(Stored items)
▼▼▼
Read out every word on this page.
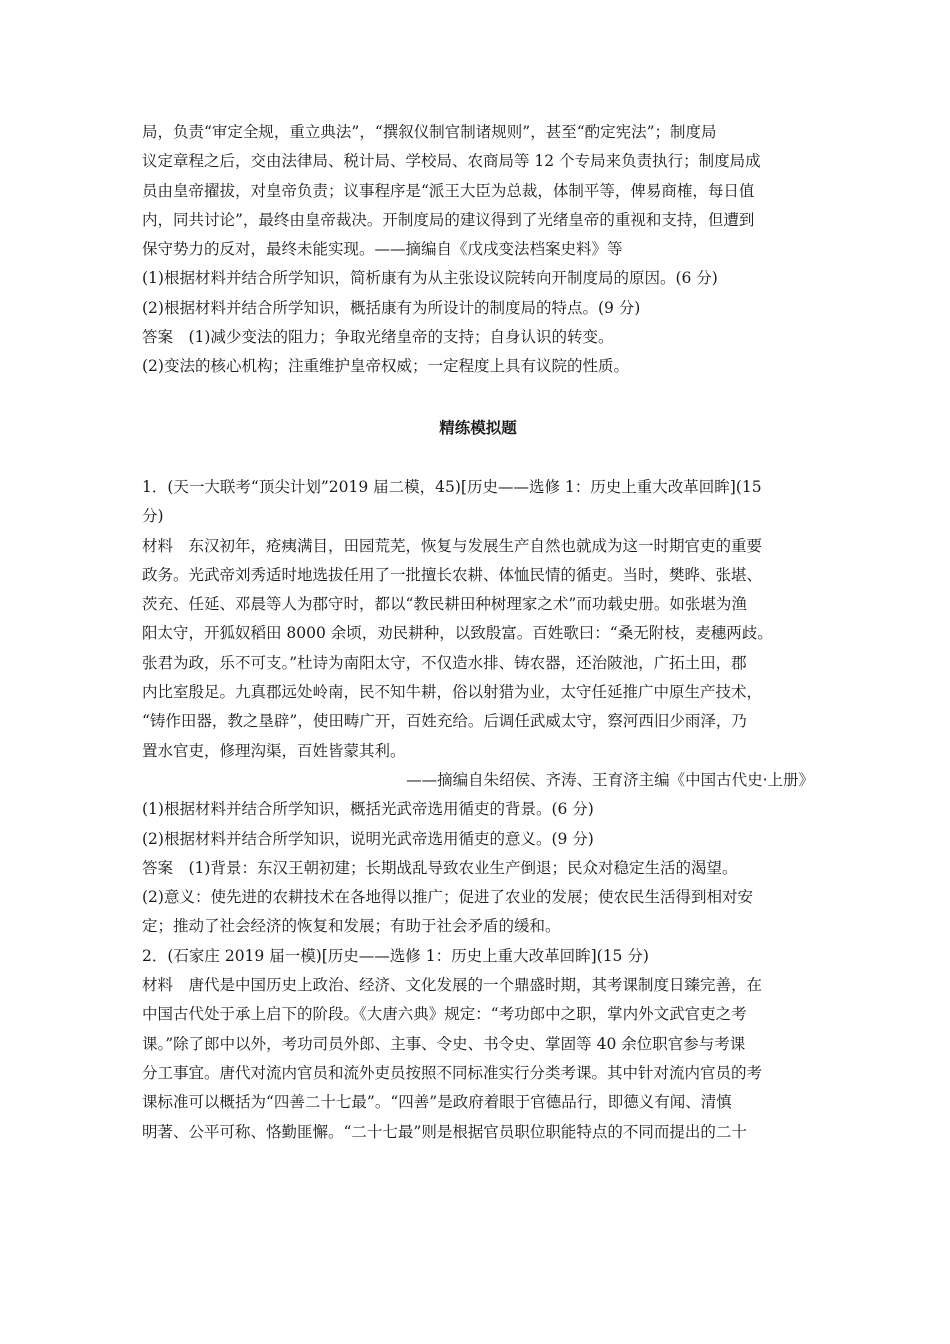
局，负责“审定全规，重立典法”，“撰叙仪制官制诸规则”，甚至“酌定宪法”；制度局

议定章程之后，交由法律局、税计局、学校局、农商局等 12 个专局来负责执行；制度局成

员由皇帝擢拔，对皇帝负责；议事程序是“派王大臣为总裁，体制平等，俾易商榷，每日值

内，同共讨论”，最终由皇帝裁决。开制度局的建议得到了光绪皇帝的重视和支持，但遭到

保守势力的反对，最终未能实现。——摘编自《戊戌变法档案史料》等

(1)根据材料并结合所学知识，简析康有为从主张设议院转向开制度局的原因。(6 分)

(2)根据材料并结合所学知识，概括康有为所设计的制度局的特点。(9 分)

答案　(1)减少变法的阻力；争取光绪皇帝的支持；自身认识的转变。

(2)变法的核心机构；注重维护皇帝权威；一定程度上具有议院的性质。

精练模拟题

1．(天一大联考“顶尖计划”2019 届二模，45)[历史——选修 1：历史上重大改革回眸](15

分)

材料　东汉初年，疮痍满目，田园荒芜，恢复与发展生产自然也就成为这一时期官吏的重要

政务。光武帝刘秀适时地选拔任用了一批擅长农耕、体恤民情的循吏。当时，樊晔、张堪、

茨充、任延、邓晨等人为郡守时，都以“教民耕田种树理家之术”而功载史册。如张堪为渔

阳太守，开狐奴稻田 8000 余顷，劝民耕种，以致殷富。百姓歌曰：“桑无附枝，麦穗两歧。

张君为政，乐不可支。”杜诗为南阳太守，不仅造水排、铸农器，还治陂池，广拓土田，郡

内比室殷足。九真郡远处岭南，民不知牛耕，俗以射猎为业，太守任延推广中原生产技术，

“铸作田器，教之垦辟”，使田畴广开，百姓充给。后调任武威太守，察河西旧少雨泽，乃

置水官吏，修理沟渠，百姓皆蒙其利。

——摘编自朱绍侯、齐涛、王育济主编《中国古代史·上册》

(1)根据材料并结合所学知识，概括光武帝选用循吏的背景。(6 分)

(2)根据材料并结合所学知识，说明光武帝选用循吏的意义。(9 分)

答案　(1)背景：东汉王朝初建；长期战乱导致农业生产倒退；民众对稳定生活的渴望。

(2)意义：使先进的农耕技术在各地得以推广；促进了农业的发展；使农民生活得到相对安

定；推动了社会经济的恢复和发展；有助于社会矛盾的缓和。

2．(石家庄 2019 届一模)[历史——选修 1：历史上重大改革回眸](15 分)

材料　唐代是中国历史上政治、经济、文化发展的一个鼎盛时期，其考课制度日臻完善，在

中国古代处于承上启下的阶段。《大唐六典》规定：“考功郎中之职，掌内外文武官吏之考

课。”除了郎中以外，考功司员外郎、主事、令史、书令史、掌固等 40 余位职官参与考课

分工事宜。唐代对流内官员和流外吏员按照不同标准实行分类考课。其中针对流内官员的考

课标准可以概括为“四善二十七最”。“四善”是政府着眼于官德品行，即德义有闻、清慎

明著、公平可称、恪勤匪懈。“二十七最”则是根据官员职位职能特点的不同而提出的二十
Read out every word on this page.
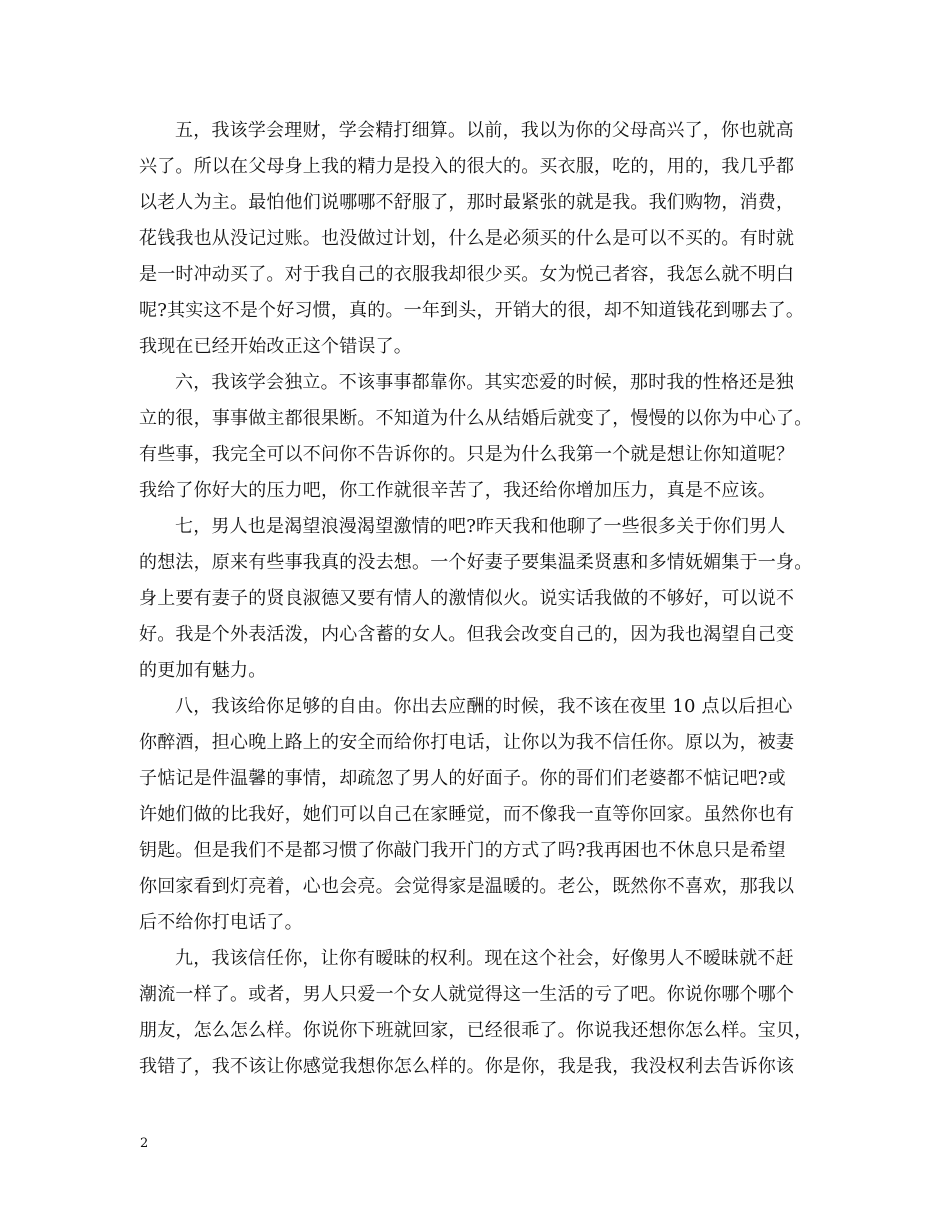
五，我该学会理财，学会精打细算。以前，我以为你的父母高兴了，你也就高
兴了。所以在父母身上我的精力是投入的很大的。买衣服，吃的，用的，我几乎都
以老人为主。最怕他们说哪哪不舒服了，那时最紧张的就是我。我们购物，消费，
花钱我也从没记过账。也没做过计划，什么是必须买的什么是可以不买的。有时就
是一时冲动买了。对于我自己的衣服我却很少买。女为悦己者容，我怎么就不明白
呢?其实这不是个好习惯，真的。一年到头，开销大的很，却不知道钱花到哪去了。
我现在已经开始改正这个错误了。
六，我该学会独立。不该事事都靠你。其实恋爱的时候，那时我的性格还是独
立的很，事事做主都很果断。不知道为什么从结婚后就变了，慢慢的以你为中心了。
有些事，我完全可以不问你不告诉你的。只是为什么我第一个就是想让你知道呢？
我给了你好大的压力吧，你工作就很辛苦了，我还给你增加压力，真是不应该。
七，男人也是渴望浪漫渴望激情的吧?昨天我和他聊了一些很多关于你们男人
的想法，原来有些事我真的没去想。一个好妻子要集温柔贤惠和多情妩媚集于一身。
身上要有妻子的贤良淑德又要有情人的激情似火。说实话我做的不够好，可以说不
好。我是个外表活泼，内心含蓄的女人。但我会改变自己的，因为我也渴望自己变
的更加有魅力。
八，我该给你足够的自由。你出去应酬的时候，我不该在夜里 10 点以后担心
你醉酒，担心晚上路上的安全而给你打电话，让你以为我不信任你。原以为，被妻
子惦记是件温馨的事情，却疏忽了男人的好面子。你的哥们们老婆都不惦记吧?或
许她们做的比我好，她们可以自己在家睡觉，而不像我一直等你回家。虽然你也有
钥匙。但是我们不是都习惯了你敲门我开门的方式了吗?我再困也不休息只是希望
你回家看到灯亮着，心也会亮。会觉得家是温暖的。老公，既然你不喜欢，那我以
后不给你打电话了。
九，我该信任你，让你有暧昧的权利。现在这个社会，好像男人不暧昧就不赶
潮流一样了。或者，男人只爱一个女人就觉得这一生活的亏了吧。你说你哪个哪个
朋友，怎么怎么样。你说你下班就回家，已经很乖了。你说我还想你怎么样。宝贝，
我错了，我不该让你感觉我想你怎么样的。你是你，我是我，我没权利去告诉你该
2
▲▲▲
Exercise instructions - Show every line where the string "历史上重大改革回眸" appears.

Final result -
1．(天一大联考“顶尖计划”2019 届二模，45)[历史——选修 1：历史上重大改革回眸](15
2．(石家庄 2019 届一模)[历史——选修 1：历史上重大改革回眸](15 分)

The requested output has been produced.